TASK BRIEF
Restate, word for word, every line of the data.

(Entries taken from a collection)
────

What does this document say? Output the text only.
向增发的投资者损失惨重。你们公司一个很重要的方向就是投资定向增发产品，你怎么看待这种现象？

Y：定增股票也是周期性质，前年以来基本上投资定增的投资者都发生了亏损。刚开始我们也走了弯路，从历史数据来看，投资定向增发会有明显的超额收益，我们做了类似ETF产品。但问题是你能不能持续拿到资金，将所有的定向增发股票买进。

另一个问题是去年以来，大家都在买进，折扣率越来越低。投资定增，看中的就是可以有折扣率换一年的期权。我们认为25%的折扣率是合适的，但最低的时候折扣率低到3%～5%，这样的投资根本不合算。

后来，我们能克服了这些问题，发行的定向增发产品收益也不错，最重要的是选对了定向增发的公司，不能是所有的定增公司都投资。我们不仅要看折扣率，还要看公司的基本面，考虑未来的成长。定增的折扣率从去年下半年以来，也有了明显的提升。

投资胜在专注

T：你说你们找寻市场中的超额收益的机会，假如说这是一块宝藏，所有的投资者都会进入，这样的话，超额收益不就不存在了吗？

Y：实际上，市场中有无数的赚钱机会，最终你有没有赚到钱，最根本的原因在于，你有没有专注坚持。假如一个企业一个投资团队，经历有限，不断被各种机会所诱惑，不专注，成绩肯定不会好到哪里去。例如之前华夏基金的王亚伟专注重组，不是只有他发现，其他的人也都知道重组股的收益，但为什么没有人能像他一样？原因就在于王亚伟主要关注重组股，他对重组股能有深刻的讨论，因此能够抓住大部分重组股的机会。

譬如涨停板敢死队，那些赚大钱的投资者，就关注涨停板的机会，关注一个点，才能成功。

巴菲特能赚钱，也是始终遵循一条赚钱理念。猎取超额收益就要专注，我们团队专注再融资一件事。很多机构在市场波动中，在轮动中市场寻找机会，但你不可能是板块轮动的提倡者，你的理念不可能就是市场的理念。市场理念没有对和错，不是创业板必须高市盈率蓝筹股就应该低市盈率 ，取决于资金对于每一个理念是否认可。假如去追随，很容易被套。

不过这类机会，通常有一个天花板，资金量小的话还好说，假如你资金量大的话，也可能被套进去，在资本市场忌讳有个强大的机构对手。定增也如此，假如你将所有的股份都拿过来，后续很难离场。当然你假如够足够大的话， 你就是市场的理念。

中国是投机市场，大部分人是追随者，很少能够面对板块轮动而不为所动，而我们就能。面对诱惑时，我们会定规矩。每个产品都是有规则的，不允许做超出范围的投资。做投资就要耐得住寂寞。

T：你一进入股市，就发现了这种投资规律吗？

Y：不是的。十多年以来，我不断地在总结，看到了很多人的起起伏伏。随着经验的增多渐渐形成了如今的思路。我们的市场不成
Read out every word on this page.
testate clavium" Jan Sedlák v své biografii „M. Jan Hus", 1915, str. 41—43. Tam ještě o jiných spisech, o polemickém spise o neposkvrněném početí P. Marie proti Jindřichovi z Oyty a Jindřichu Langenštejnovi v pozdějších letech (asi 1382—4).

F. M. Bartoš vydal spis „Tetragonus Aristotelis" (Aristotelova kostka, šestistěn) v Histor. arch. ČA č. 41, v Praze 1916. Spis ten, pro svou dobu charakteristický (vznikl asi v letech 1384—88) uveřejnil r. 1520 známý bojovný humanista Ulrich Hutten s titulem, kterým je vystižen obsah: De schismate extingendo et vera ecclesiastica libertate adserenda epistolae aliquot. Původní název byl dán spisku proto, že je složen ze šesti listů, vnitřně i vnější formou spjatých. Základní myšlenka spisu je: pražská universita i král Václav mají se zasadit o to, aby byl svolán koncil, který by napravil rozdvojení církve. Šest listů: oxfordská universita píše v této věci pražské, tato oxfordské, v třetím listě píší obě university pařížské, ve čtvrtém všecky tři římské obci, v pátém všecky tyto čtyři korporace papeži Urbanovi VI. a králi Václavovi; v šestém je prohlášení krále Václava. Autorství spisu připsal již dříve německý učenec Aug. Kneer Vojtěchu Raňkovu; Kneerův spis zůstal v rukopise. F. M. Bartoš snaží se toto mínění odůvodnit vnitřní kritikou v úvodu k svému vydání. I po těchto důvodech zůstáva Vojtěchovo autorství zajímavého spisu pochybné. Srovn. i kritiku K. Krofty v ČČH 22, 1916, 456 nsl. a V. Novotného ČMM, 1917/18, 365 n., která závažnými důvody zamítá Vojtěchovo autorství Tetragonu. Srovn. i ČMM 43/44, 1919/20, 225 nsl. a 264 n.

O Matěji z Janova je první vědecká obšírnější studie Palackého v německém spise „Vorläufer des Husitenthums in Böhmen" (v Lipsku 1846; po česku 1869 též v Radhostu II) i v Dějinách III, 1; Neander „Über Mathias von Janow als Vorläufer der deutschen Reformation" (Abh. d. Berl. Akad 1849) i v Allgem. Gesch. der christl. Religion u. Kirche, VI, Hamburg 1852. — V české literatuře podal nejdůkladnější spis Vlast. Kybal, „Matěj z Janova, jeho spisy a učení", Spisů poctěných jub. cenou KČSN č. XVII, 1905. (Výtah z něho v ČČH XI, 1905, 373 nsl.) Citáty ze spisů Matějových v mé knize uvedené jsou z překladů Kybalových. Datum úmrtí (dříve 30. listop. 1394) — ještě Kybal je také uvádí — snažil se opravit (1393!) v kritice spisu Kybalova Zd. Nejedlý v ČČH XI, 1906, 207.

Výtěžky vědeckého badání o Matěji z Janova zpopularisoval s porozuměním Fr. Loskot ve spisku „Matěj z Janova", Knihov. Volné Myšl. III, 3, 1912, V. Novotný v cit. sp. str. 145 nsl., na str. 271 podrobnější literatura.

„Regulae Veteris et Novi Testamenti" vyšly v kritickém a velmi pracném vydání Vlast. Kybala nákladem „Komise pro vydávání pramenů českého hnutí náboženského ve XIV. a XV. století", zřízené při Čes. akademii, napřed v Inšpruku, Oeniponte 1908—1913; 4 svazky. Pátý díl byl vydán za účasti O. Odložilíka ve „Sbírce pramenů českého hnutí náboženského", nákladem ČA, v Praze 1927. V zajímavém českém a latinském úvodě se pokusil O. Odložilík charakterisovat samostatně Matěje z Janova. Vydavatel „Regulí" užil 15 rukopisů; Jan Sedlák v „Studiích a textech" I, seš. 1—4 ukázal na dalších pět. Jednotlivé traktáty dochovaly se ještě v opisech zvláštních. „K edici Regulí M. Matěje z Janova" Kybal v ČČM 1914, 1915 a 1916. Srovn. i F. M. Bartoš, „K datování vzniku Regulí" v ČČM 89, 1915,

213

────

FULL OUTPUT
What does this document say? Output the text only.
向增发的投资者损失惨重。你们公司一个很重要的方向就是投资定向增发产品，你怎么看待这种现象？

Y：定增股票也是周期性质，前年以来基本上投资定增的投资者都发生了亏损。刚开始我们也走了弯路，从历史数据来看，投资定向增发会有明显的超额收益，我们做了类似ETF产品。但问题是你能不能持续拿到资金，将所有的定向增发股票买进。

另一个问题是去年以来，大家都在买进，折扣率越来越低。投资定增，看中的就是可以有折扣率换一年的期权。我们认为25%的折扣率是合适的，但最低的时候折扣率低到3%～5%，这样的投资根本不合算。

后来，我们能克服了这些问题，发行的定向增发产品收益也不错，最重要的是选对了定向增发的公司，不能是所有的定增公司都投资。我们不仅要看折扣率，还要看公司的基本面，考虑未来的成长。定增的折扣率从去年下半年以来，也有了明显的提升。

投资胜在专注

T：你说你们找寻市场中的超额收益的机会，假如说这是一块宝藏，所有的投资者都会进入，这样的话，超额收益不就不存在了吗？

Y：实际上，市场中有无数的赚钱机会，最终你有没有赚到钱，最根本的原因在于，你有没有专注坚持。假如一个企业一个投资团队，经历有限，不断被各种机会所诱惑，不专注，成绩肯定不会好到哪里去。例如之前华夏基金的王亚伟专注重组，不是只有他发现，其他的人也都知道重组股的收益，但为什么没有人能像他一样？原因就在于王亚伟主要关注重组股，他对重组股能有深刻的讨论，因此能够抓住大部分重组股的机会。

譬如涨停板敢死队，那些赚大钱的投资者，就关注涨停板的机会，关注一个点，才能成功。

巴菲特能赚钱，也是始终遵循一条赚钱理念。猎取超额收益就要专注，我们团队专注再融资一件事。很多机构在市场波动中，在轮动中市场寻找机会，但你不可能是板块轮动的提倡者，你的理念不可能就是市场的理念。市场理念没有对和错，不是创业板必须高市盈率蓝筹股就应该低市盈率 ，取决于资金对于每一个理念是否认可。假如去追随，很容易被套。

不过这类机会，通常有一个天花板，资金量小的话还好说，假如你资金量大的话，也可能被套进去，在资本市场忌讳有个强大的机构对手。定增也如此，假如你将所有的股份都拿过来，后续很难离场。当然你假如够足够大的话， 你就是市场的理念。

中国是投机市场，大部分人是追随者，很少能够面对板块轮动而不为所动，而我们就能。面对诱惑时，我们会定规矩。每个产品都是有规则的，不允许做超出范围的投资。做投资就要耐得住寂寞。

T：你一进入股市，就发现了这种投资规律吗？

Y：不是的。十多年以来，我不断地在总结，看到了很多人的起起伏伏。随着经验的增多渐渐形成了如今的思路。我们的市场不成
Read out every word on this page.
testate clavium" Jan Sedlák v své biografii „M. Jan Hus", 1915, str. 41—43. Tam ještě o jiných spisech, o polemickém spise o neposkvrněném početí P. Marie proti Jindřichovi z Oyty a Jindřichu Langenštejnovi v pozdějších letech (asi 1382—4).

F. M. Bartoš vydal spis „Tetragonus Aristotelis" (Aristotelova kostka, šestistěn) v Histor. arch. ČA č. 41, v Praze 1916. Spis ten, pro svou dobu charakteristický (vznikl asi v letech 1384—88) uveřejnil r. 1520 známý bojovný humanista Ulrich Hutten s titulem, kterým je vystižen obsah: De schismate extingendo et vera ecclesiastica libertate adserenda epistolae aliquot. Původní název byl dán spisku proto, že je složen ze šesti listů, vnitřně i vnější formou spjatých. Základní myšlenka spisu je: pražská universita i král Václav mají se zasadit o to, aby byl svolán koncil, který by napravil rozdvojení církve. Šest listů: oxfordská universita píše v této věci pražské, tato oxfordské, v třetím listě píší obě university pařížské, ve čtvrtém všecky tři římské obci, v pátém všecky tyto čtyři korporace papeži Urbanovi VI. a králi Václavovi; v šestém je prohlášení krále Václava. Autorství spisu připsal již dříve německý učenec Aug. Kneer Vojtěchu Raňkovu; Kneerův spis zůstal v rukopise. F. M. Bartoš snaží se toto mínění odůvodnit vnitřní kritikou v úvodu k svému vydání. I po těchto důvodech zůstáva Vojtěchovo autorství zajímavého spisu pochybné. Srovn. i kritiku K. Krofty v ČČH 22, 1916, 456 nsl. a V. Novotného ČMM, 1917/18, 365 n., která závažnými důvody zamítá Vojtěchovo autorství Tetragonu. Srovn. i ČMM 43/44, 1919/20, 225 nsl. a 264 n.

O Matěji z Janova je první vědecká obšírnější studie Palackého v německém spise „Vorläufer des Husitenthums in Böhmen" (v Lipsku 1846; po česku 1869 též v Radhostu II) i v Dějinách III, 1; Neander „Über Mathias von Janow als Vorläufer der deutschen Reformation" (Abh. d. Berl. Akad 1849) i v Allgem. Gesch. der christl. Religion u. Kirche, VI, Hamburg 1852. — V české literatuře podal nejdůkladnější spis Vlast. Kybal, „Matěj z Janova, jeho spisy a učení", Spisů poctěných jub. cenou KČSN č. XVII, 1905. (Výtah z něho v ČČH XI, 1905, 373 nsl.) Citáty ze spisů Matějových v mé knize uvedené jsou z překladů Kybalových. Datum úmrtí (dříve 30. listop. 1394) — ještě Kybal je také uvádí — snažil se opravit (1393!) v kritice spisu Kybalova Zd. Nejedlý v ČČH XI, 1906, 207.

Výtěžky vědeckého badání o Matěji z Janova zpopularisoval s porozuměním Fr. Loskot ve spisku „Matěj z Janova", Knihov. Volné Myšl. III, 3, 1912, V. Novotný v cit. sp. str. 145 nsl., na str. 271 podrobnější literatura.

„Regulae Veteris et Novi Testamenti" vyšly v kritickém a velmi pracném vydání Vlast. Kybala nákladem „Komise pro vydávání pramenů českého hnutí náboženského ve XIV. a XV. století", zřízené při Čes. akademii, napřed v Inšpruku, Oeniponte 1908—1913; 4 svazky. Pátý díl byl vydán za účasti O. Odložilíka ve „Sbírce pramenů českého hnutí náboženského", nákladem ČA, v Praze 1927. V zajímavém českém a latinském úvodě se pokusil O. Odložilík charakterisovat samostatně Matěje z Janova. Vydavatel „Regulí" užil 15 rukopisů; Jan Sedlák v „Studiích a textech" I, seš. 1—4 ukázal na dalších pět. Jednotlivé traktáty dochovaly se ještě v opisech zvláštních. „K edici Regulí M. Matěje z Janova" Kybal v ČČM 1914, 1915 a 1916. Srovn. i F. M. Bartoš, „K datování vzniku Regulí" v ČČM 89, 1915,

213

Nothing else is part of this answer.